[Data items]
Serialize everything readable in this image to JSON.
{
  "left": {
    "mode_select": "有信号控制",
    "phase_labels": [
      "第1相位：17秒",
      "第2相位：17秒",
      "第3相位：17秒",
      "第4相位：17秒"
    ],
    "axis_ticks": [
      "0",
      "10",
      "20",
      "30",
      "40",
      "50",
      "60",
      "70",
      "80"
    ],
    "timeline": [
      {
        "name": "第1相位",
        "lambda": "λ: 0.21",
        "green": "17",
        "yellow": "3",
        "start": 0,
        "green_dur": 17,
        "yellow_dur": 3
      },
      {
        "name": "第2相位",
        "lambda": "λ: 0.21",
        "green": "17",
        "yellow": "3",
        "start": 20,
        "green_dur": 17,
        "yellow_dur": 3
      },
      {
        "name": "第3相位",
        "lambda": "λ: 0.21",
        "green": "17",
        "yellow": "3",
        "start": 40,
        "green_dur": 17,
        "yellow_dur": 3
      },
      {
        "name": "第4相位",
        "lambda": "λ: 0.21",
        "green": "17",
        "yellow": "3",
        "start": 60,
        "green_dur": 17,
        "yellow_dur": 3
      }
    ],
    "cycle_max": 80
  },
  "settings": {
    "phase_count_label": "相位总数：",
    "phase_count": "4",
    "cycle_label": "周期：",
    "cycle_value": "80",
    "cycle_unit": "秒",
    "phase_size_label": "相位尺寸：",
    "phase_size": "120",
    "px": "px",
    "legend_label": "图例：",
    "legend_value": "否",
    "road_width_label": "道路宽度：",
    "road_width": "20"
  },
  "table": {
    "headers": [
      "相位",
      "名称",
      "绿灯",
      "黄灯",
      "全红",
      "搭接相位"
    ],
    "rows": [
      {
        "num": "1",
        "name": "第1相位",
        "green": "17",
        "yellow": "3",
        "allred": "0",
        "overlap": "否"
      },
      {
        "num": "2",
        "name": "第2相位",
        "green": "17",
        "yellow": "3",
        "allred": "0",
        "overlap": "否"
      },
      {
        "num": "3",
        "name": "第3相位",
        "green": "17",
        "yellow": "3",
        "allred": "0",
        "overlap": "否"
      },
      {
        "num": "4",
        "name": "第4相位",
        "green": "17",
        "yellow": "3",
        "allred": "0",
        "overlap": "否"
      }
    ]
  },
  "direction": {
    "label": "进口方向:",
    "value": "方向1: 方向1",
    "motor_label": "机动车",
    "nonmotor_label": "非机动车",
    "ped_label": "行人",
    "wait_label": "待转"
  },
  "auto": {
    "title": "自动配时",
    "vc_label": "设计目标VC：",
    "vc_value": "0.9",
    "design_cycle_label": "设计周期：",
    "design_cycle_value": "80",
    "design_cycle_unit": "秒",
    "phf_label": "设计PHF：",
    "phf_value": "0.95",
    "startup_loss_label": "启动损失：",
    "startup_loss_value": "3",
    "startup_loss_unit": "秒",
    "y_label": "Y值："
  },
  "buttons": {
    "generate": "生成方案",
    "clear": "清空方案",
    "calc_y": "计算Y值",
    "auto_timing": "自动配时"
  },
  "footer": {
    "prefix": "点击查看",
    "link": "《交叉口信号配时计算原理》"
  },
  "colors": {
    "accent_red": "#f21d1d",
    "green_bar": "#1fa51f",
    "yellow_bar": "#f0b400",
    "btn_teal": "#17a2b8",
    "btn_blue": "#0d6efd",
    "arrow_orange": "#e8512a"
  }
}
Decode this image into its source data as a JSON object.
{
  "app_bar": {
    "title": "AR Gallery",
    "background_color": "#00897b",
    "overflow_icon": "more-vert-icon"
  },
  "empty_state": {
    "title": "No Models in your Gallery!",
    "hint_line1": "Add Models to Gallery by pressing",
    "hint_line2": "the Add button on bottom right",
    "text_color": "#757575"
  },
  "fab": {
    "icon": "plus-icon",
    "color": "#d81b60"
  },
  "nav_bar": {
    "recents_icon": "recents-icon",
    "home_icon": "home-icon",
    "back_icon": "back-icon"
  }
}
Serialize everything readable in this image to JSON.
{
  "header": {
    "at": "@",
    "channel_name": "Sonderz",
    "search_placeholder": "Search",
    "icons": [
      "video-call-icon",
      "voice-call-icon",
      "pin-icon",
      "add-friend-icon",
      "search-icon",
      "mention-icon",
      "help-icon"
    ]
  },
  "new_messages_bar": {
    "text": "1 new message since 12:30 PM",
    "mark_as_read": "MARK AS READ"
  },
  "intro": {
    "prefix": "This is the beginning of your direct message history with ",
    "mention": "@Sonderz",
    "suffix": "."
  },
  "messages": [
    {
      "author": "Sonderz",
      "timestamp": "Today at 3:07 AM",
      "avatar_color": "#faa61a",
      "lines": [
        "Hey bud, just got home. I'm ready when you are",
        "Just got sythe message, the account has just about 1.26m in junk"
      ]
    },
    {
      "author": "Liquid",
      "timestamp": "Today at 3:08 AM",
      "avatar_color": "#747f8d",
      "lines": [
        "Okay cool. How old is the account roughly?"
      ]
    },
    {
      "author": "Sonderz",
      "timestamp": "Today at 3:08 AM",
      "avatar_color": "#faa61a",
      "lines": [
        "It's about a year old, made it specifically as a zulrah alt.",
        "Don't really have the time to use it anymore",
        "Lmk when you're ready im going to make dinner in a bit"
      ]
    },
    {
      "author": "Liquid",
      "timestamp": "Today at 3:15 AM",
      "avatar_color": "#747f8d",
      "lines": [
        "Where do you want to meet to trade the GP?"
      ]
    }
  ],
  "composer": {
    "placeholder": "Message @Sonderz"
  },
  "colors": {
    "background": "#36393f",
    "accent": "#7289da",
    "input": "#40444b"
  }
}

## Written exercise
Set down all of the data above, word for word.

## The answer
Serialize everything readable in this image to JSON.
{
  "left": {
    "mode_select": "有信号控制",
    "phase_labels": [
      "第1相位：17秒",
      "第2相位：17秒",
      "第3相位：17秒",
      "第4相位：17秒"
    ],
    "axis_ticks": [
      "0",
      "10",
      "20",
      "30",
      "40",
      "50",
      "60",
      "70",
      "80"
    ],
    "timeline": [
      {
        "name": "第1相位",
        "lambda": "λ: 0.21",
        "green": "17",
        "yellow": "3",
        "start": 0,
        "green_dur": 17,
        "yellow_dur": 3
      },
      {
        "name": "第2相位",
        "lambda": "λ: 0.21",
        "green": "17",
        "yellow": "3",
        "start": 20,
        "green_dur": 17,
        "yellow_dur": 3
      },
      {
        "name": "第3相位",
        "lambda": "λ: 0.21",
        "green": "17",
        "yellow": "3",
        "start": 40,
        "green_dur": 17,
        "yellow_dur": 3
      },
      {
        "name": "第4相位",
        "lambda": "λ: 0.21",
        "green": "17",
        "yellow": "3",
        "start": 60,
        "green_dur": 17,
        "yellow_dur": 3
      }
    ],
    "cycle_max": 80
  },
  "settings": {
    "phase_count_label": "相位总数：",
    "phase_count": "4",
    "cycle_label": "周期：",
    "cycle_value": "80",
    "cycle_unit": "秒",
    "phase_size_label": "相位尺寸：",
    "phase_size": "120",
    "px": "px",
    "legend_label": "图例：",
    "legend_value": "否",
    "road_width_label": "道路宽度：",
    "road_width": "20"
  },
  "table": {
    "headers": [
      "相位",
      "名称",
      "绿灯",
      "黄灯",
      "全红",
      "搭接相位"
    ],
    "rows": [
      {
        "num": "1",
        "name": "第1相位",
        "green": "17",
        "yellow": "3",
        "allred": "0",
        "overlap": "否"
      },
      {
        "num": "2",
        "name": "第2相位",
        "green": "17",
        "yellow": "3",
        "allred": "0",
        "overlap": "否"
      },
      {
        "num": "3",
        "name": "第3相位",
        "green": "17",
        "yellow": "3",
        "allred": "0",
        "overlap": "否"
      },
      {
        "num": "4",
        "name": "第4相位",
        "green": "17",
        "yellow": "3",
        "allred": "0",
        "overlap": "否"
      }
    ]
  },
  "direction": {
    "label": "进口方向:",
    "value": "方向1: 方向1",
    "motor_label": "机动车",
    "nonmotor_label": "非机动车",
    "ped_label": "行人",
    "wait_label": "待转"
  },
  "auto": {
    "title": "自动配时",
    "vc_label": "设计目标VC：",
    "vc_value": "0.9",
    "design_cycle_label": "设计周期：",
    "design_cycle_value": "80",
    "design_cycle_unit": "秒",
    "phf_label": "设计PHF：",
    "phf_value": "0.95",
    "startup_loss_label": "启动损失：",
    "startup_loss_value": "3",
    "startup_loss_unit": "秒",
    "y_label": "Y值："
  },
  "buttons": {
    "generate": "生成方案",
    "clear": "清空方案",
    "calc_y": "计算Y值",
    "auto_timing": "自动配时"
  },
  "footer": {
    "prefix": "点击查看",
    "link": "《交叉口信号配时计算原理》"
  },
  "colors": {
    "accent_red": "#f21d1d",
    "green_bar": "#1fa51f",
    "yellow_bar": "#f0b400",
    "btn_teal": "#17a2b8",
    "btn_blue": "#0d6efd",
    "arrow_orange": "#e8512a"
  }
}
Decode this image into its source data as a JSON object.
{
  "app_bar": {
    "title": "AR Gallery",
    "background_color": "#00897b",
    "overflow_icon": "more-vert-icon"
  },
  "empty_state": {
    "title": "No Models in your Gallery!",
    "hint_line1": "Add Models to Gallery by pressing",
    "hint_line2": "the Add button on bottom right",
    "text_color": "#757575"
  },
  "fab": {
    "icon": "plus-icon",
    "color": "#d81b60"
  },
  "nav_bar": {
    "recents_icon": "recents-icon",
    "home_icon": "home-icon",
    "back_icon": "back-icon"
  }
}
Serialize everything readable in this image to JSON.
{
  "header": {
    "at": "@",
    "channel_name": "Sonderz",
    "search_placeholder": "Search",
    "icons": [
      "video-call-icon",
      "voice-call-icon",
      "pin-icon",
      "add-friend-icon",
      "search-icon",
      "mention-icon",
      "help-icon"
    ]
  },
  "new_messages_bar": {
    "text": "1 new message since 12:30 PM",
    "mark_as_read": "MARK AS READ"
  },
  "intro": {
    "prefix": "This is the beginning of your direct message history with ",
    "mention": "@Sonderz",
    "suffix": "."
  },
  "messages": [
    {
      "author": "Sonderz",
      "timestamp": "Today at 3:07 AM",
      "avatar_color": "#faa61a",
      "lines": [
        "Hey bud, just got home. I'm ready when you are",
        "Just got sythe message, the account has just about 1.26m in junk"
      ]
    },
    {
      "author": "Liquid",
      "timestamp": "Today at 3:08 AM",
      "avatar_color": "#747f8d",
      "lines": [
        "Okay cool. How old is the account roughly?"
      ]
    },
    {
      "author": "Sonderz",
      "timestamp": "Today at 3:08 AM",
      "avatar_color": "#faa61a",
      "lines": [
        "It's about a year old, made it specifically as a zulrah alt.",
        "Don't really have the time to use it anymore",
        "Lmk when you're ready im going to make dinner in a bit"
      ]
    },
    {
      "author": "Liquid",
      "timestamp": "Today at 3:15 AM",
      "avatar_color": "#747f8d",
      "lines": [
        "Where do you want to meet to trade the GP?"
      ]
    }
  ],
  "composer": {
    "placeholder": "Message @Sonderz"
  },
  "colors": {
    "background": "#36393f",
    "accent": "#7289da",
    "input": "#40444b"
  }
}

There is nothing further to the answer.